WHAT THIS TASK INVOLVES. Each entry needs to be restated exactly as written.

** Start of STORED ROWS **

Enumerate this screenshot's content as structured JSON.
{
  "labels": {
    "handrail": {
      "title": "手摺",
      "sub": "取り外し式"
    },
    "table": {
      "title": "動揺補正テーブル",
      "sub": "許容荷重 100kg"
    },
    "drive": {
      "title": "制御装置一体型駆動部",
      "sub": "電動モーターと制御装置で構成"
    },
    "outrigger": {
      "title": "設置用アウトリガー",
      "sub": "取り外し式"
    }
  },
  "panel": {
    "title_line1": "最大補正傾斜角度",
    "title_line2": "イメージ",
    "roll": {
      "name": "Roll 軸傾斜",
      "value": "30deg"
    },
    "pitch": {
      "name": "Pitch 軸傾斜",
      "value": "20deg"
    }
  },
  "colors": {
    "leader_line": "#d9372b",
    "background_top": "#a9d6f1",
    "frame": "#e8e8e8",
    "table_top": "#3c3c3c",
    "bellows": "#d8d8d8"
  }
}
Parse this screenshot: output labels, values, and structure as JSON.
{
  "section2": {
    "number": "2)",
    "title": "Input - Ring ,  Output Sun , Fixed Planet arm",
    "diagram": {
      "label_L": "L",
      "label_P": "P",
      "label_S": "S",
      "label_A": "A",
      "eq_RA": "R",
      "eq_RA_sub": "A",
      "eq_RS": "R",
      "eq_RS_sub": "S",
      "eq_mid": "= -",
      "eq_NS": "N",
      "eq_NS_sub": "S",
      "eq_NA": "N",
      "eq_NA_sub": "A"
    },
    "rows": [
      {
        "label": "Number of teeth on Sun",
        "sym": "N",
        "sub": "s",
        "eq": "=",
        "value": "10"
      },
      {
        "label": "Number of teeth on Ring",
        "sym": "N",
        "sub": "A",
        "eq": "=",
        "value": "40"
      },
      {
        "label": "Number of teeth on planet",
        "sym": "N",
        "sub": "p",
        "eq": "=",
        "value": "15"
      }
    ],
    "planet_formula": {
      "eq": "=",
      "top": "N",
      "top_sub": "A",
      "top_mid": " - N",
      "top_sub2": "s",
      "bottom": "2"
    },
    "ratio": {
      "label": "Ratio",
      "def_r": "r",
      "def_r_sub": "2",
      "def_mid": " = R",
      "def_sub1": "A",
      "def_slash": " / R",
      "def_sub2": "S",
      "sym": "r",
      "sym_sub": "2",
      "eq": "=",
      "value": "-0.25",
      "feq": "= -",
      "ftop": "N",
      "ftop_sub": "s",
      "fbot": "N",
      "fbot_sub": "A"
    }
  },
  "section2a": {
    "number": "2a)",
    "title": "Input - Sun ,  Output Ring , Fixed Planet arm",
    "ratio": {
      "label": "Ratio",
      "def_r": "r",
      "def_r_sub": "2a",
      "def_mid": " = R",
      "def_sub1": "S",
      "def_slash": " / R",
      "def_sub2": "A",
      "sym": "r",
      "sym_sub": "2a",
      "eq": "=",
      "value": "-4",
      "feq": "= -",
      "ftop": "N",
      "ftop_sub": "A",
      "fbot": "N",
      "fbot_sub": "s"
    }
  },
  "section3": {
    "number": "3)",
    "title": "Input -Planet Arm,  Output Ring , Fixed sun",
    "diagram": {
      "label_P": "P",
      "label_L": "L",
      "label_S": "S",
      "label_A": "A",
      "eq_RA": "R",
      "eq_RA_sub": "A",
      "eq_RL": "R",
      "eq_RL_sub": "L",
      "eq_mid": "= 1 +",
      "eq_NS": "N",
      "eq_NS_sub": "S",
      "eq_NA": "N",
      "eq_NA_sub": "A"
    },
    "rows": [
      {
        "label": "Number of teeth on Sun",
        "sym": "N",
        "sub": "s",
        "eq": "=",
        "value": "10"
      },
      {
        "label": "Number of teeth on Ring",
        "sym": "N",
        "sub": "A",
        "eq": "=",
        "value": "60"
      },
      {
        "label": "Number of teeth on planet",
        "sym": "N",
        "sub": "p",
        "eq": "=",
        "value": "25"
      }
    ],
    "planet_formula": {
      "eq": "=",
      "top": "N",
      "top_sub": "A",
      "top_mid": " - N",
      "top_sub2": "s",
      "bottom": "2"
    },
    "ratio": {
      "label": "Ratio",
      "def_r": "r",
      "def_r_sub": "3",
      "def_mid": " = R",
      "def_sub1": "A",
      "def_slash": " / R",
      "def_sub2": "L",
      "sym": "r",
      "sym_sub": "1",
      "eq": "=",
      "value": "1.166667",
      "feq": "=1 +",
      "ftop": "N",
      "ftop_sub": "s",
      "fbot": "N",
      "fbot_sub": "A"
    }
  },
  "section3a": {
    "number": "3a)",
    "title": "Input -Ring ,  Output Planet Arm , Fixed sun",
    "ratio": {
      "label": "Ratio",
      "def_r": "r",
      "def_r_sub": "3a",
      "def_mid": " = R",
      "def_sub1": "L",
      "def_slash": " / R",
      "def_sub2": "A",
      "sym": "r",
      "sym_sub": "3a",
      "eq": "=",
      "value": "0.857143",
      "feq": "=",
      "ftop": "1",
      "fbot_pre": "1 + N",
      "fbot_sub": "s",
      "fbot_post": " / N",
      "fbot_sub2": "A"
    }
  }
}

** End of STORED ROWS **

EXERCISE SOLUTION.
Enumerate this screenshot's content as structured JSON.
{
  "labels": {
    "handrail": {
      "title": "手摺",
      "sub": "取り外し式"
    },
    "table": {
      "title": "動揺補正テーブル",
      "sub": "許容荷重 100kg"
    },
    "drive": {
      "title": "制御装置一体型駆動部",
      "sub": "電動モーターと制御装置で構成"
    },
    "outrigger": {
      "title": "設置用アウトリガー",
      "sub": "取り外し式"
    }
  },
  "panel": {
    "title_line1": "最大補正傾斜角度",
    "title_line2": "イメージ",
    "roll": {
      "name": "Roll 軸傾斜",
      "value": "30deg"
    },
    "pitch": {
      "name": "Pitch 軸傾斜",
      "value": "20deg"
    }
  },
  "colors": {
    "leader_line": "#d9372b",
    "background_top": "#a9d6f1",
    "frame": "#e8e8e8",
    "table_top": "#3c3c3c",
    "bellows": "#d8d8d8"
  }
}
Parse this screenshot: output labels, values, and structure as JSON.
{
  "section2": {
    "number": "2)",
    "title": "Input - Ring ,  Output Sun , Fixed Planet arm",
    "diagram": {
      "label_L": "L",
      "label_P": "P",
      "label_S": "S",
      "label_A": "A",
      "eq_RA": "R",
      "eq_RA_sub": "A",
      "eq_RS": "R",
      "eq_RS_sub": "S",
      "eq_mid": "= -",
      "eq_NS": "N",
      "eq_NS_sub": "S",
      "eq_NA": "N",
      "eq_NA_sub": "A"
    },
    "rows": [
      {
        "label": "Number of teeth on Sun",
        "sym": "N",
        "sub": "s",
        "eq": "=",
        "value": "10"
      },
      {
        "label": "Number of teeth on Ring",
        "sym": "N",
        "sub": "A",
        "eq": "=",
        "value": "40"
      },
      {
        "label": "Number of teeth on planet",
        "sym": "N",
        "sub": "p",
        "eq": "=",
        "value": "15"
      }
    ],
    "planet_formula": {
      "eq": "=",
      "top": "N",
      "top_sub": "A",
      "top_mid": " - N",
      "top_sub2": "s",
      "bottom": "2"
    },
    "ratio": {
      "label": "Ratio",
      "def_r": "r",
      "def_r_sub": "2",
      "def_mid": " = R",
      "def_sub1": "A",
      "def_slash": " / R",
      "def_sub2": "S",
      "sym": "r",
      "sym_sub": "2",
      "eq": "=",
      "value": "-0.25",
      "feq": "= -",
      "ftop": "N",
      "ftop_sub": "s",
      "fbot": "N",
      "fbot_sub": "A"
    }
  },
  "section2a": {
    "number": "2a)",
    "title": "Input - Sun ,  Output Ring , Fixed Planet arm",
    "ratio": {
      "label": "Ratio",
      "def_r": "r",
      "def_r_sub": "2a",
      "def_mid": " = R",
      "def_sub1": "S",
      "def_slash": " / R",
      "def_sub2": "A",
      "sym": "r",
      "sym_sub": "2a",
      "eq": "=",
      "value": "-4",
      "feq": "= -",
      "ftop": "N",
      "ftop_sub": "A",
      "fbot": "N",
      "fbot_sub": "s"
    }
  },
  "section3": {
    "number": "3)",
    "title": "Input -Planet Arm,  Output Ring , Fixed sun",
    "diagram": {
      "label_P": "P",
      "label_L": "L",
      "label_S": "S",
      "label_A": "A",
      "eq_RA": "R",
      "eq_RA_sub": "A",
      "eq_RL": "R",
      "eq_RL_sub": "L",
      "eq_mid": "= 1 +",
      "eq_NS": "N",
      "eq_NS_sub": "S",
      "eq_NA": "N",
      "eq_NA_sub": "A"
    },
    "rows": [
      {
        "label": "Number of teeth on Sun",
        "sym": "N",
        "sub": "s",
        "eq": "=",
        "value": "10"
      },
      {
        "label": "Number of teeth on Ring",
        "sym": "N",
        "sub": "A",
        "eq": "=",
        "value": "60"
      },
      {
        "label": "Number of teeth on planet",
        "sym": "N",
        "sub": "p",
        "eq": "=",
        "value": "25"
      }
    ],
    "planet_formula": {
      "eq": "=",
      "top": "N",
      "top_sub": "A",
      "top_mid": " - N",
      "top_sub2": "s",
      "bottom": "2"
    },
    "ratio": {
      "label": "Ratio",
      "def_r": "r",
      "def_r_sub": "3",
      "def_mid": " = R",
      "def_sub1": "A",
      "def_slash": " / R",
      "def_sub2": "L",
      "sym": "r",
      "sym_sub": "1",
      "eq": "=",
      "value": "1.166667",
      "feq": "=1 +",
      "ftop": "N",
      "ftop_sub": "s",
      "fbot": "N",
      "fbot_sub": "A"
    }
  },
  "section3a": {
    "number": "3a)",
    "title": "Input -Ring ,  Output Planet Arm , Fixed sun",
    "ratio": {
      "label": "Ratio",
      "def_r": "r",
      "def_r_sub": "3a",
      "def_mid": " = R",
      "def_sub1": "L",
      "def_slash": " / R",
      "def_sub2": "A",
      "sym": "r",
      "sym_sub": "3a",
      "eq": "=",
      "value": "0.857143",
      "feq": "=",
      "ftop": "1",
      "fbot_pre": "1 + N",
      "fbot_sub": "s",
      "fbot_post": " / N",
      "fbot_sub2": "A"
    }
  }
}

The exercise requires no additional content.